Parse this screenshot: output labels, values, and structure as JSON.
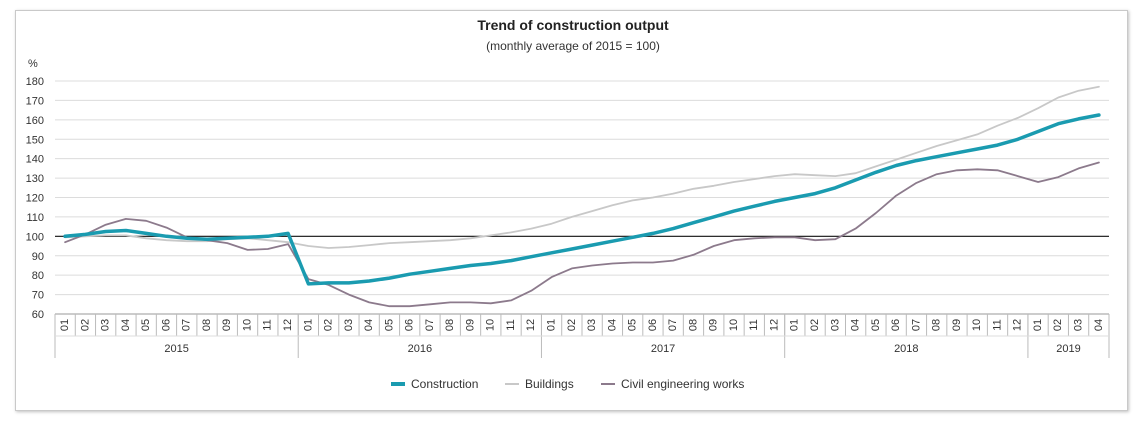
{
  "chart_data": {
    "type": "line",
    "title": "Trend of construction output",
    "subtitle": "(monthly average of 2015 = 100)",
    "ylabel": "%",
    "ylim": [
      60,
      180
    ],
    "yticks": [
      60,
      70,
      80,
      90,
      100,
      110,
      120,
      130,
      140,
      150,
      160,
      170,
      180
    ],
    "reference_line": 100,
    "grid": true,
    "legend_position": "bottom",
    "years": [
      {
        "label": "2015",
        "months": 12
      },
      {
        "label": "2016",
        "months": 12
      },
      {
        "label": "2017",
        "months": 12
      },
      {
        "label": "2018",
        "months": 12
      },
      {
        "label": "2019",
        "months": 4
      }
    ],
    "month_labels": [
      "01",
      "02",
      "03",
      "04",
      "05",
      "06",
      "07",
      "08",
      "09",
      "10",
      "11",
      "12"
    ],
    "series": [
      {
        "name": "Construction",
        "color": "#1a9bb0",
        "width": 3.5,
        "values": [
          100,
          101,
          102.5,
          103,
          101.5,
          100,
          99,
          98.5,
          99,
          99.5,
          100,
          101.5,
          75.5,
          76,
          76,
          77,
          78.5,
          80.5,
          82,
          83.5,
          85,
          86,
          87.5,
          89.5,
          91.5,
          93.5,
          95.5,
          97.5,
          99.5,
          101.5,
          104,
          107,
          110,
          113,
          115.5,
          118,
          120,
          122,
          125,
          129,
          133,
          136.5,
          139,
          141,
          143,
          145,
          147,
          150,
          154,
          158,
          160.5,
          162.5
        ]
      },
      {
        "name": "Buildings",
        "color": "#c8c8c8",
        "width": 1.8,
        "values": [
          99.5,
          100,
          100.5,
          100.5,
          99,
          98,
          97.5,
          97.5,
          98.5,
          99,
          98,
          97,
          95,
          94,
          94.5,
          95.5,
          96.5,
          97,
          97.5,
          98,
          99,
          100.5,
          102,
          104,
          106.5,
          110,
          113,
          116,
          118.5,
          120,
          122,
          124.5,
          126,
          128,
          129.5,
          131,
          132,
          131.5,
          131,
          132.5,
          136,
          139.5,
          143,
          146.5,
          149.5,
          152.5,
          157,
          161,
          166,
          171.5,
          175,
          177
        ]
      },
      {
        "name": "Civil engineering works",
        "color": "#8c7a8c",
        "width": 1.8,
        "values": [
          97,
          101,
          106,
          109,
          108,
          104.5,
          99.5,
          98,
          96.5,
          93,
          93.5,
          96,
          78,
          75,
          70,
          66,
          64,
          64,
          65,
          66,
          66,
          65.5,
          67,
          72,
          79,
          83.5,
          85,
          86,
          86.5,
          86.5,
          87.5,
          90.5,
          95,
          98,
          99,
          99.5,
          99.5,
          98,
          98.5,
          104,
          112,
          121,
          127.5,
          132,
          134,
          134.5,
          134,
          131,
          128,
          130.5,
          135,
          138
        ]
      }
    ]
  }
}
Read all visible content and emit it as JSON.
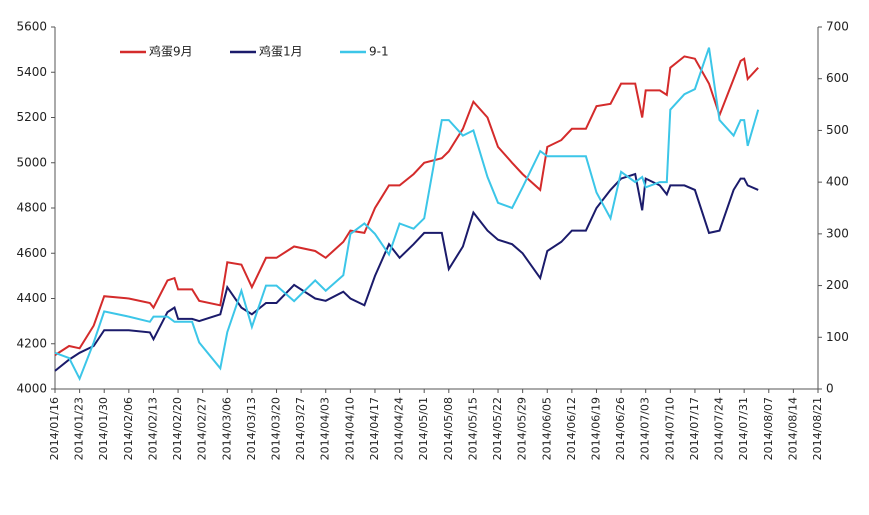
{
  "chart_data": {
    "type": "line",
    "x": [
      "2014/01/16",
      "2014/01/20",
      "2014/01/23",
      "2014/01/27",
      "2014/01/30",
      "2014/02/06",
      "2014/02/12",
      "2014/02/13",
      "2014/02/17",
      "2014/02/19",
      "2014/02/20",
      "2014/02/24",
      "2014/02/26",
      "2014/03/04",
      "2014/03/06",
      "2014/03/10",
      "2014/03/13",
      "2014/03/17",
      "2014/03/20",
      "2014/03/25",
      "2014/03/31",
      "2014/04/03",
      "2014/04/08",
      "2014/04/10",
      "2014/04/14",
      "2014/04/17",
      "2014/04/21",
      "2014/04/24",
      "2014/04/28",
      "2014/05/01",
      "2014/05/06",
      "2014/05/08",
      "2014/05/12",
      "2014/05/15",
      "2014/05/19",
      "2014/05/22",
      "2014/05/26",
      "2014/05/29",
      "2014/06/03",
      "2014/06/05",
      "2014/06/09",
      "2014/06/12",
      "2014/06/16",
      "2014/06/19",
      "2014/06/23",
      "2014/06/26",
      "2014/06/30",
      "2014/07/02",
      "2014/07/03",
      "2014/07/07",
      "2014/07/09",
      "2014/07/10",
      "2014/07/14",
      "2014/07/17",
      "2014/07/21",
      "2014/07/24",
      "2014/07/28",
      "2014/07/30",
      "2014/07/31",
      "2014/08/01",
      "2014/08/04"
    ],
    "series": [
      {
        "name": "鸡蛋9月",
        "color": "#d42b2b",
        "values": [
          4150,
          4190,
          4180,
          4280,
          4410,
          4400,
          4380,
          4360,
          4480,
          4490,
          4440,
          4440,
          4390,
          4370,
          4560,
          4550,
          4450,
          4580,
          4580,
          4630,
          4610,
          4580,
          4650,
          4700,
          4690,
          4800,
          4900,
          4900,
          4950,
          5000,
          5020,
          5050,
          5150,
          5270,
          5200,
          5070,
          5000,
          4950,
          4880,
          5070,
          5100,
          5150,
          5150,
          5250,
          5260,
          5350,
          5350,
          5200,
          5320,
          5320,
          5300,
          5420,
          5470,
          5460,
          5350,
          5210,
          5370,
          5450,
          5460,
          5370,
          5420
        ]
      },
      {
        "name": "鸡蛋1月",
        "color": "#1b1b6b",
        "values": [
          4080,
          4130,
          4160,
          4190,
          4260,
          4260,
          4250,
          4220,
          4340,
          4360,
          4310,
          4310,
          4300,
          4330,
          4450,
          4360,
          4330,
          4380,
          4380,
          4460,
          4400,
          4390,
          4430,
          4400,
          4370,
          4500,
          4640,
          4580,
          4640,
          4690,
          4690,
          4530,
          4630,
          4780,
          4700,
          4660,
          4640,
          4600,
          4490,
          4610,
          4650,
          4700,
          4700,
          4800,
          4880,
          4930,
          4950,
          4790,
          4930,
          4900,
          4860,
          4900,
          4900,
          4880,
          4690,
          4700,
          4880,
          4930,
          4930,
          4900,
          4880
        ]
      },
      {
        "name": "9-1",
        "color": "#3cc6e8",
        "axis": "y2",
        "values": [
          70,
          60,
          20,
          90,
          150,
          140,
          130,
          140,
          140,
          130,
          130,
          130,
          90,
          40,
          110,
          190,
          120,
          200,
          200,
          170,
          210,
          190,
          220,
          300,
          320,
          300,
          260,
          320,
          310,
          330,
          520,
          520,
          490,
          500,
          410,
          360,
          350,
          390,
          460,
          450,
          450,
          450,
          450,
          380,
          330,
          420,
          400,
          410,
          390,
          400,
          400,
          540,
          570,
          580,
          660,
          520,
          490,
          520,
          520,
          470,
          540
        ]
      }
    ],
    "xlim": [
      "2014/01/16",
      "2014/08/21"
    ],
    "xticks": [
      "2014/01/16",
      "2014/01/23",
      "2014/01/30",
      "2014/02/06",
      "2014/02/13",
      "2014/02/20",
      "2014/02/27",
      "2014/03/06",
      "2014/03/13",
      "2014/03/20",
      "2014/03/27",
      "2014/04/03",
      "2014/04/10",
      "2014/04/17",
      "2014/04/24",
      "2014/05/01",
      "2014/05/08",
      "2014/05/15",
      "2014/05/22",
      "2014/05/29",
      "2014/06/05",
      "2014/06/12",
      "2014/06/19",
      "2014/06/26",
      "2014/07/03",
      "2014/07/10",
      "2014/07/17",
      "2014/07/24",
      "2014/07/31",
      "2014/08/07",
      "2014/08/14",
      "2014/08/21"
    ],
    "ylim": [
      4000,
      5600
    ],
    "yticks": [
      4000,
      4200,
      4400,
      4600,
      4800,
      5000,
      5200,
      5400,
      5600
    ],
    "y2lim": [
      0,
      700
    ],
    "y2ticks": [
      0,
      100,
      200,
      300,
      400,
      500,
      600,
      700
    ],
    "legend": "top-left",
    "grid": false
  }
}
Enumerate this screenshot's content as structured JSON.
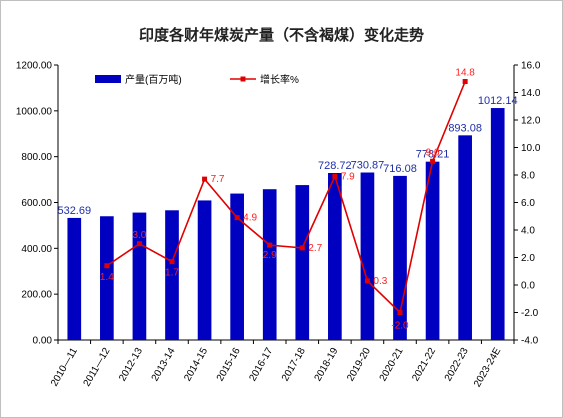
{
  "chart_data": {
    "type": "bar+line",
    "title": "印度各财年煤炭产量（不含褐煤）变化走势",
    "categories": [
      "2010—11",
      "2011—12",
      "2012-13",
      "2013-14",
      "2014-15",
      "2015-16",
      "2016-17",
      "2017-18",
      "2018-19",
      "2019-20",
      "2020-21",
      "2021-22",
      "2022-23",
      "2023-24E"
    ],
    "series": [
      {
        "name": "产量(百万吨)",
        "type": "bar",
        "axis": "left",
        "color": "#0000c0",
        "values": [
          532.69,
          540,
          556,
          566,
          609,
          639,
          658,
          676,
          728.72,
          730.87,
          716.08,
          778.21,
          893.08,
          1012.14
        ],
        "labels": [
          "532.69",
          "",
          "",
          "",
          "",
          "",
          "",
          "",
          "728.72",
          "730.87",
          "716.08",
          "778.21",
          "893.08",
          "1012.14"
        ]
      },
      {
        "name": "增长率%",
        "type": "line",
        "axis": "right",
        "color": "#e00000",
        "values": [
          null,
          1.4,
          3.0,
          1.7,
          7.7,
          4.9,
          2.9,
          2.7,
          7.9,
          0.3,
          -2.0,
          9.0,
          14.8,
          null
        ],
        "labels": [
          "",
          "1.4",
          "3.0",
          "1.7",
          "7.7",
          "4.9",
          "2.9",
          "2.7",
          "7.9",
          "0.3",
          "-2.0",
          "9.0",
          "14.8",
          ""
        ]
      }
    ],
    "y_left": {
      "min": 0,
      "max": 1200,
      "ticks": [
        "0.00",
        "200.00",
        "400.00",
        "600.00",
        "800.00",
        "1000.00",
        "1200.00"
      ]
    },
    "y_right": {
      "min": -4,
      "max": 16,
      "ticks": [
        "-4.0",
        "-2.0",
        "0.0",
        "2.0",
        "4.0",
        "6.0",
        "8.0",
        "10.0",
        "12.0",
        "14.0",
        "16.0"
      ]
    },
    "legend": "top-left",
    "grid": false
  }
}
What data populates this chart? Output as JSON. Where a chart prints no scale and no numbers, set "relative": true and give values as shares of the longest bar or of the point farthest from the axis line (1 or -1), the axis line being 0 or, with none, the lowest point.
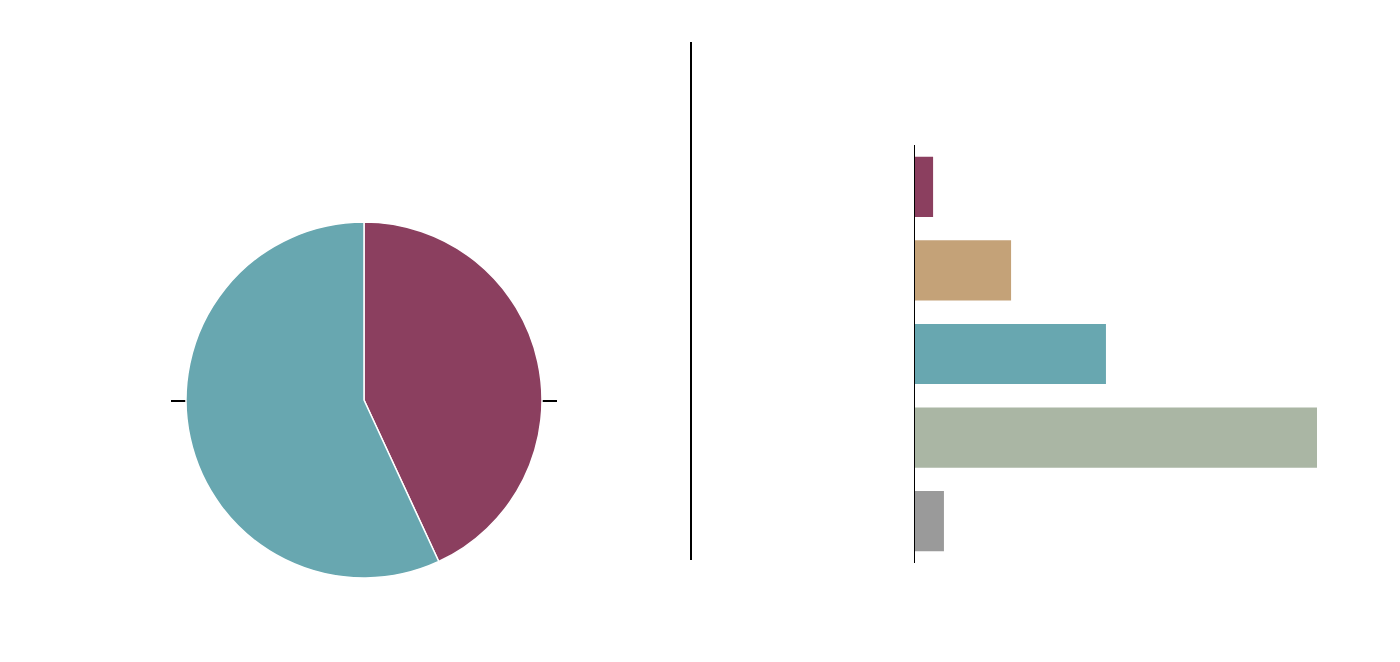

▸ What you need to do
Locate the word "content" in the records above, and return each line that has it.

▸ Worked answer
Read all visible content and emit it as JSON.
Enumerate this screenshot's content as structured JSON.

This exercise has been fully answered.